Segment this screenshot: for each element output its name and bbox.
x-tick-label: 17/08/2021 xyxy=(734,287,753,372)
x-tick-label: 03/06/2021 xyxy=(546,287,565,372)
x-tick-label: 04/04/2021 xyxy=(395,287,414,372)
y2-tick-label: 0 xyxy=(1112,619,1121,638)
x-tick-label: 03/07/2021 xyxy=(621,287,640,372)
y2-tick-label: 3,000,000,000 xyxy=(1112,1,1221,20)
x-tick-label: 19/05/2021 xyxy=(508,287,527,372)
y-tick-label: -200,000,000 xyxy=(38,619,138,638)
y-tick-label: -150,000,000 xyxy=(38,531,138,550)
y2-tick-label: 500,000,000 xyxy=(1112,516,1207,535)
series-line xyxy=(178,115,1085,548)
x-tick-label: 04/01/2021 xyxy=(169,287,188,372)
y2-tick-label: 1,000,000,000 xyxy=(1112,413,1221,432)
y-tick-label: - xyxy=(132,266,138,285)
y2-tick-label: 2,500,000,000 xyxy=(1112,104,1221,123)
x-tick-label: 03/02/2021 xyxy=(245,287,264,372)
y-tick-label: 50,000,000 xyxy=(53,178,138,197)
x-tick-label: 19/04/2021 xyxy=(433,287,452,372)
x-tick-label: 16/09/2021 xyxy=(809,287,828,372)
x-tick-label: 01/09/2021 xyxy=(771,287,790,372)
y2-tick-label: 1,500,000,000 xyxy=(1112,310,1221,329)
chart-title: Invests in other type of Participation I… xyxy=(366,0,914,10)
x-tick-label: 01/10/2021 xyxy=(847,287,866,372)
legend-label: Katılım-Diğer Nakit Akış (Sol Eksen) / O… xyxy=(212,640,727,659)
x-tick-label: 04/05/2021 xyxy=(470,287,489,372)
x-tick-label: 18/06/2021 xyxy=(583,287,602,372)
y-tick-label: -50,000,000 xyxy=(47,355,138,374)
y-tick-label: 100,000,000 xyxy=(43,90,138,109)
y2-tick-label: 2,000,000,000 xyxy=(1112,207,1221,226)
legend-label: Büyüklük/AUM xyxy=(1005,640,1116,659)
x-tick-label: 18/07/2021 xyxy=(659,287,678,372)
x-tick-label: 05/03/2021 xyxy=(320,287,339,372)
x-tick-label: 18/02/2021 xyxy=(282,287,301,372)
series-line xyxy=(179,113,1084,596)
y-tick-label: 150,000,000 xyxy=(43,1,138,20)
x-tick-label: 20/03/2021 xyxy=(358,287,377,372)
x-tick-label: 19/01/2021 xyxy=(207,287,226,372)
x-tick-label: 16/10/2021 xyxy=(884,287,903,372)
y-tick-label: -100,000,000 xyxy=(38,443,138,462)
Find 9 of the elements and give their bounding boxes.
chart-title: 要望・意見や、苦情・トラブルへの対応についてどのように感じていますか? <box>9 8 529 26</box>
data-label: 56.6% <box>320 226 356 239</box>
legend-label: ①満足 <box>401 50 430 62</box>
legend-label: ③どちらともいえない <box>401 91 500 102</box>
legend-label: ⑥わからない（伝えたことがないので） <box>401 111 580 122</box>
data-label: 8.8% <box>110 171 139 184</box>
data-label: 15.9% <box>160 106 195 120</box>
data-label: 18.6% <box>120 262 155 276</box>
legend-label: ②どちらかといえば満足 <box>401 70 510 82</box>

WRITTEN REQUEST — Reproduce verbatim the part of the entries that opens with their first line and closes with the line containing "y-tick-label: -150,000,000 xyxy=(38,531,138,550)", including both of those lines.

SOLUTION TO THE EXERCISE —
Segment this screenshot: for each element output its name and bbox.
x-tick-label: 17/08/2021 xyxy=(734,287,753,372)
x-tick-label: 03/06/2021 xyxy=(546,287,565,372)
x-tick-label: 04/04/2021 xyxy=(395,287,414,372)
y2-tick-label: 0 xyxy=(1112,619,1121,638)
x-tick-label: 03/07/2021 xyxy=(621,287,640,372)
y2-tick-label: 3,000,000,000 xyxy=(1112,1,1221,20)
x-tick-label: 19/05/2021 xyxy=(508,287,527,372)
y-tick-label: -200,000,000 xyxy=(38,619,138,638)
y-tick-label: -150,000,000 xyxy=(38,531,138,550)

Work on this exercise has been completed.